» **Data for this exercise**
........

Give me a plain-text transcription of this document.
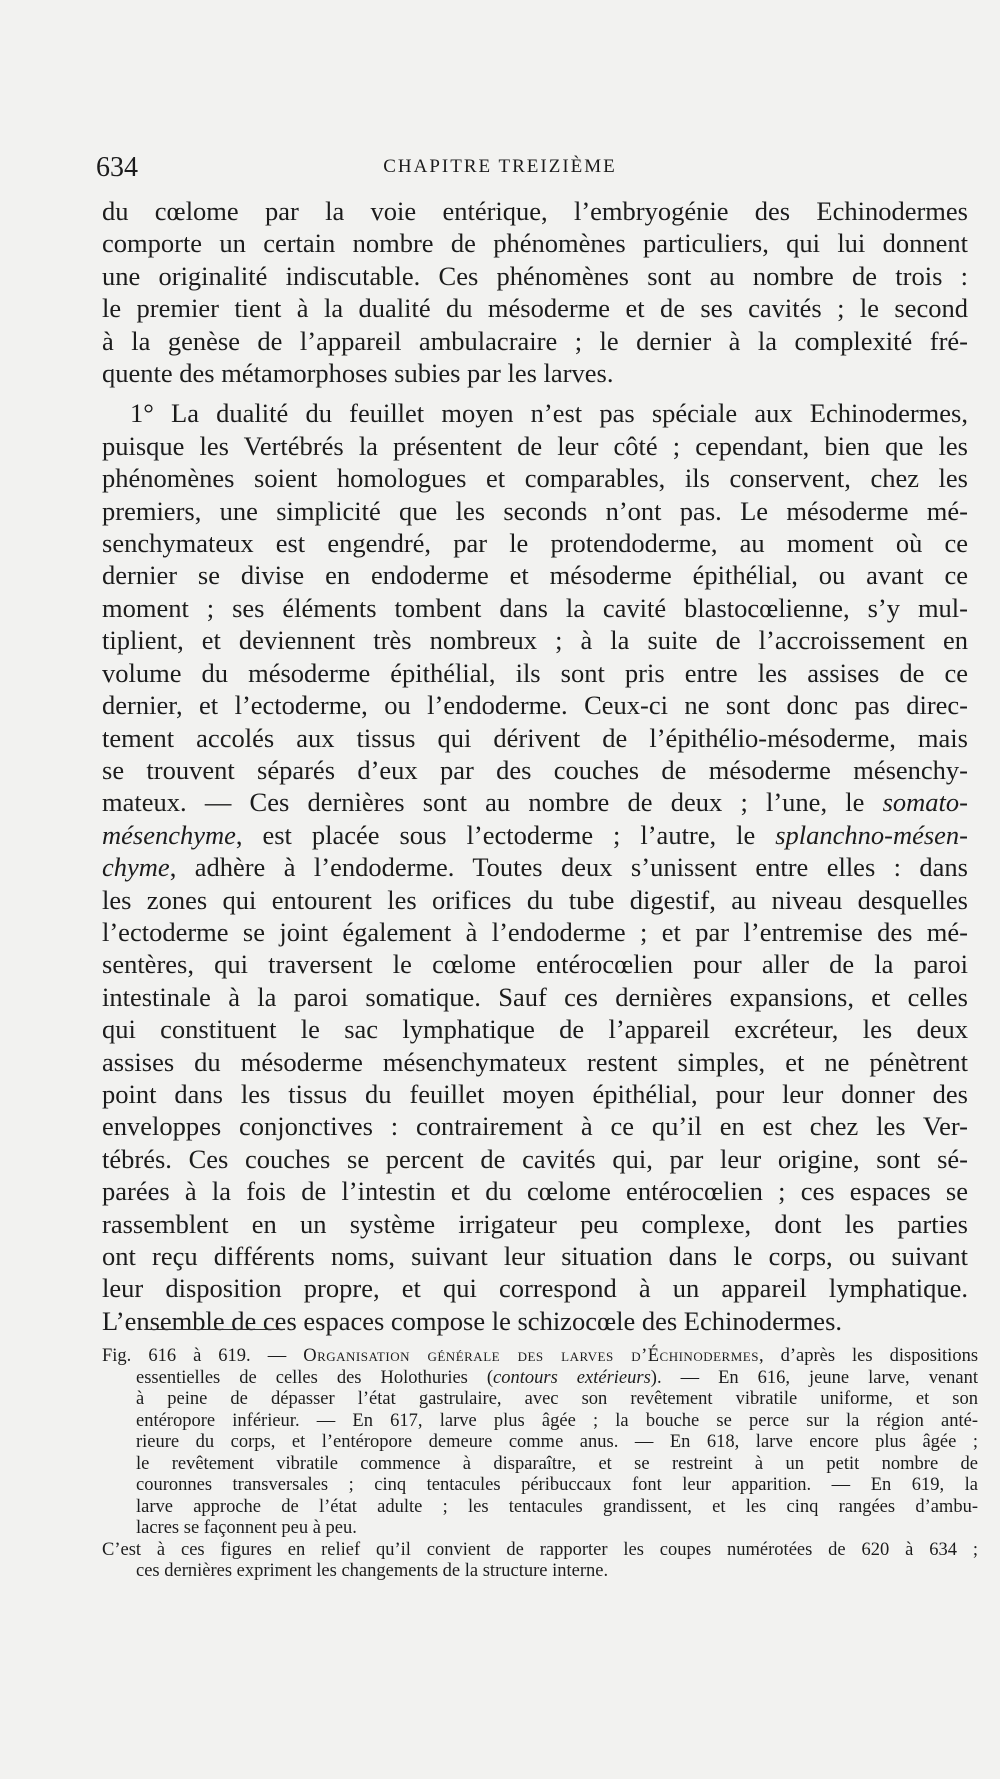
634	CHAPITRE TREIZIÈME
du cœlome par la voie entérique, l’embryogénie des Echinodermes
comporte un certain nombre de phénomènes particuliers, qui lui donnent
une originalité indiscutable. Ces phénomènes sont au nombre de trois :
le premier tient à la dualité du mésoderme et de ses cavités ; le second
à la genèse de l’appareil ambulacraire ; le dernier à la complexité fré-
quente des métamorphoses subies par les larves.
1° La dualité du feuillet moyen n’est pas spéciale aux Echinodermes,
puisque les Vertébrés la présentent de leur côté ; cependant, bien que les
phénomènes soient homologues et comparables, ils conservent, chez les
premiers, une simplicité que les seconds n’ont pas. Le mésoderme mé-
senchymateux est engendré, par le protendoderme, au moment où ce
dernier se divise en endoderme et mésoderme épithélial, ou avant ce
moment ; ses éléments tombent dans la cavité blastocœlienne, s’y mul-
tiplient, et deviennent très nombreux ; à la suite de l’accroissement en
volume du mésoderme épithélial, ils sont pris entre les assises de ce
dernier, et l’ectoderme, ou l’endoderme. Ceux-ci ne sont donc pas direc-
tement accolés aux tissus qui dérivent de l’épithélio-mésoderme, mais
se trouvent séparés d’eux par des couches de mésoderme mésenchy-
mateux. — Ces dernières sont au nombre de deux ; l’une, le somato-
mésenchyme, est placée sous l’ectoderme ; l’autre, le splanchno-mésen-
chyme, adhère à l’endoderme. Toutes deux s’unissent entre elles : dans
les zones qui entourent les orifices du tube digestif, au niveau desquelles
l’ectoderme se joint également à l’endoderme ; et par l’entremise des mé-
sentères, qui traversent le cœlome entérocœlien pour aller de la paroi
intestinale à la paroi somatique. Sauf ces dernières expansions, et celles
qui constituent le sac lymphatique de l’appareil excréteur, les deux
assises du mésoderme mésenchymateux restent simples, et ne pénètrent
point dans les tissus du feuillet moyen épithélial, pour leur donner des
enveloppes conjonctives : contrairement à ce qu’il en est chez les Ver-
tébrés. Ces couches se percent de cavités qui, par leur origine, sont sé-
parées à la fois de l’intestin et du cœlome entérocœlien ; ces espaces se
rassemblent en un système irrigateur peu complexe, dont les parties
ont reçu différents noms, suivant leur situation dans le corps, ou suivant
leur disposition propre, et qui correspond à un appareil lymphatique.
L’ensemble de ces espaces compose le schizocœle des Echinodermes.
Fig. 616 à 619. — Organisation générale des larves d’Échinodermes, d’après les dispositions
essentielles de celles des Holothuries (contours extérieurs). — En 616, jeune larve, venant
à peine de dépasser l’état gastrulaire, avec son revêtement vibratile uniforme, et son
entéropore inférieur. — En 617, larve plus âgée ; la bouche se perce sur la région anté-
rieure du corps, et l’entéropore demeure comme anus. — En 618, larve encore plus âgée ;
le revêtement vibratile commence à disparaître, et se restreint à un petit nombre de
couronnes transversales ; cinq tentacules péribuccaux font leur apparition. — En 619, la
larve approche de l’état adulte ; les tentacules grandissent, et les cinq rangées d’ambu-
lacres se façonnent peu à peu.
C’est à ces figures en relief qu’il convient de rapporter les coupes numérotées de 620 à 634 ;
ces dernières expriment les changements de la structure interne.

........

» **Exercise details**
Please write out all the data again word for word, but not the pictures.

» **Full response**
Give me a plain-text transcription of this document.
634	CHAPITRE TREIZIÈME
du cœlome par la voie entérique, l’embryogénie des Echinodermes
comporte un certain nombre de phénomènes particuliers, qui lui donnent
une originalité indiscutable. Ces phénomènes sont au nombre de trois :
le premier tient à la dualité du mésoderme et de ses cavités ; le second
à la genèse de l’appareil ambulacraire ; le dernier à la complexité fré-
quente des métamorphoses subies par les larves.
1° La dualité du feuillet moyen n’est pas spéciale aux Echinodermes,
puisque les Vertébrés la présentent de leur côté ; cependant, bien que les
phénomènes soient homologues et comparables, ils conservent, chez les
premiers, une simplicité que les seconds n’ont pas. Le mésoderme mé-
senchymateux est engendré, par le protendoderme, au moment où ce
dernier se divise en endoderme et mésoderme épithélial, ou avant ce
moment ; ses éléments tombent dans la cavité blastocœlienne, s’y mul-
tiplient, et deviennent très nombreux ; à la suite de l’accroissement en
volume du mésoderme épithélial, ils sont pris entre les assises de ce
dernier, et l’ectoderme, ou l’endoderme. Ceux-ci ne sont donc pas direc-
tement accolés aux tissus qui dérivent de l’épithélio-mésoderme, mais
se trouvent séparés d’eux par des couches de mésoderme mésenchy-
mateux. — Ces dernières sont au nombre de deux ; l’une, le somato-
mésenchyme, est placée sous l’ectoderme ; l’autre, le splanchno-mésen-
chyme, adhère à l’endoderme. Toutes deux s’unissent entre elles : dans
les zones qui entourent les orifices du tube digestif, au niveau desquelles
l’ectoderme se joint également à l’endoderme ; et par l’entremise des mé-
sentères, qui traversent le cœlome entérocœlien pour aller de la paroi
intestinale à la paroi somatique. Sauf ces dernières expansions, et celles
qui constituent le sac lymphatique de l’appareil excréteur, les deux
assises du mésoderme mésenchymateux restent simples, et ne pénètrent
point dans les tissus du feuillet moyen épithélial, pour leur donner des
enveloppes conjonctives : contrairement à ce qu’il en est chez les Ver-
tébrés. Ces couches se percent de cavités qui, par leur origine, sont sé-
parées à la fois de l’intestin et du cœlome entérocœlien ; ces espaces se
rassemblent en un système irrigateur peu complexe, dont les parties
ont reçu différents noms, suivant leur situation dans le corps, ou suivant
leur disposition propre, et qui correspond à un appareil lymphatique.
L’ensemble de ces espaces compose le schizocœle des Echinodermes.
Fig. 616 à 619. — Organisation générale des larves d’Échinodermes, d’après les dispositions
essentielles de celles des Holothuries (contours extérieurs). — En 616, jeune larve, venant
à peine de dépasser l’état gastrulaire, avec son revêtement vibratile uniforme, et son
entéropore inférieur. — En 617, larve plus âgée ; la bouche se perce sur la région anté-
rieure du corps, et l’entéropore demeure comme anus. — En 618, larve encore plus âgée ;
le revêtement vibratile commence à disparaître, et se restreint à un petit nombre de
couronnes transversales ; cinq tentacules péribuccaux font leur apparition. — En 619, la
larve approche de l’état adulte ; les tentacules grandissent, et les cinq rangées d’ambu-
lacres se façonnent peu à peu.
C’est à ces figures en relief qu’il convient de rapporter les coupes numérotées de 620 à 634 ;
ces dernières expriment les changements de la structure interne.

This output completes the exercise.